Stored dataset items
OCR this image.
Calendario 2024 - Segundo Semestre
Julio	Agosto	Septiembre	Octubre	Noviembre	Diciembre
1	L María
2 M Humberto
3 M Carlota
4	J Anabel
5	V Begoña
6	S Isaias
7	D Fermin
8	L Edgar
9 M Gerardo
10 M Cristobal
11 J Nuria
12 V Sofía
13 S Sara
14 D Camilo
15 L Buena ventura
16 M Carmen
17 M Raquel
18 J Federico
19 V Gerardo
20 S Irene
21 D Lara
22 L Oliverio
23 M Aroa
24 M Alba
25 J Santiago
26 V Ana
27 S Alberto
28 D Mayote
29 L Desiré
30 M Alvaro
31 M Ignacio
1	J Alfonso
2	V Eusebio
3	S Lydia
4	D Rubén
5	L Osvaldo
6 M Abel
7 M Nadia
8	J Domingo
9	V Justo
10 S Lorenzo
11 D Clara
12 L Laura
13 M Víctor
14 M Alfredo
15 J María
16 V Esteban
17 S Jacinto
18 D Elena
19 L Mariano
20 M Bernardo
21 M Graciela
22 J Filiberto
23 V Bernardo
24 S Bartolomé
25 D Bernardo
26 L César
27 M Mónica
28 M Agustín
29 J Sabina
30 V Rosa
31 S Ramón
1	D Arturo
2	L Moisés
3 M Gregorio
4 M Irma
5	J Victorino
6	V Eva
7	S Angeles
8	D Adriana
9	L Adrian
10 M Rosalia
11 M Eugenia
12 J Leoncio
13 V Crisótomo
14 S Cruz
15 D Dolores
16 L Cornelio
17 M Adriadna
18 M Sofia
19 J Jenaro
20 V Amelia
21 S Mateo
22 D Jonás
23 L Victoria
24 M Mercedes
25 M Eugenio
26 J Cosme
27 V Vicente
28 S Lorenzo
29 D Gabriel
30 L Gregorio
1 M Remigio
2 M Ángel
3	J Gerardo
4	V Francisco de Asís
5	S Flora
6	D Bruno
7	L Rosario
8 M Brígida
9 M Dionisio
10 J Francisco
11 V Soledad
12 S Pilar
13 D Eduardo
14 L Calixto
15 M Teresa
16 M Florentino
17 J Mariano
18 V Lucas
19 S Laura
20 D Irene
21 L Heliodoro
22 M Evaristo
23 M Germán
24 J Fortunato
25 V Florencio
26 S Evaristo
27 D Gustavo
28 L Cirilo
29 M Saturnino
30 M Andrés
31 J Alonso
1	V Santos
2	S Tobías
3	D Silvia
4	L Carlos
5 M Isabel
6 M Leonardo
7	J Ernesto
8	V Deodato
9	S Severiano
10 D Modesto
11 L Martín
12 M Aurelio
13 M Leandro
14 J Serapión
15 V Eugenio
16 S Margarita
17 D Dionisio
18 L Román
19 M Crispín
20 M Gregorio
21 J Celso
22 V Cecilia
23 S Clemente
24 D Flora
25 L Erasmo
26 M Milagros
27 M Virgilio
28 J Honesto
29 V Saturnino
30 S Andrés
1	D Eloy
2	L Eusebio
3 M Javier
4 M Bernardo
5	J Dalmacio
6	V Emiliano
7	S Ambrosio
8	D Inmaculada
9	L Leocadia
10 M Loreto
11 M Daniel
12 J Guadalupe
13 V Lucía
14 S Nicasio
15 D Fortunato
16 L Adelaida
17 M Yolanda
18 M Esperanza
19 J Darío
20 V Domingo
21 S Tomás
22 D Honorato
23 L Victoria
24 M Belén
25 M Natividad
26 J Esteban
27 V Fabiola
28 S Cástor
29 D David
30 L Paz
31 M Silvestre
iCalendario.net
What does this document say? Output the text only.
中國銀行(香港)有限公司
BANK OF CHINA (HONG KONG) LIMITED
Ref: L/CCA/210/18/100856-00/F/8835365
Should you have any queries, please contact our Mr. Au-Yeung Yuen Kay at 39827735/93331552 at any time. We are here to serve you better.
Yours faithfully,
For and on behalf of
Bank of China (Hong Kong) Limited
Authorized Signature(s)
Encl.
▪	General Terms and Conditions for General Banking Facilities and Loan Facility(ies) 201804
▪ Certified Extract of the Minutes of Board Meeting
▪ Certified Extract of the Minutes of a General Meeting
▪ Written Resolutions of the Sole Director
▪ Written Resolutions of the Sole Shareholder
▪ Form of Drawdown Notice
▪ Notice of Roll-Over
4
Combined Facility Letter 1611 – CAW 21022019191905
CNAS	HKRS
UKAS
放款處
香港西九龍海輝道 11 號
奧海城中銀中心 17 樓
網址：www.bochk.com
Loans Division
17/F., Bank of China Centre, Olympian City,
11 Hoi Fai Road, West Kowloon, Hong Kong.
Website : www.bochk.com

◆ **WHAT YOU ARE ASKED TO DO**
Using the records above, copy each line that contains "Minutes".

◆ **RESULT OF THIS EXERCISE**
▪ Certified Extract of the Minutes of Board Meeting
▪ Certified Extract of the Minutes of a General Meeting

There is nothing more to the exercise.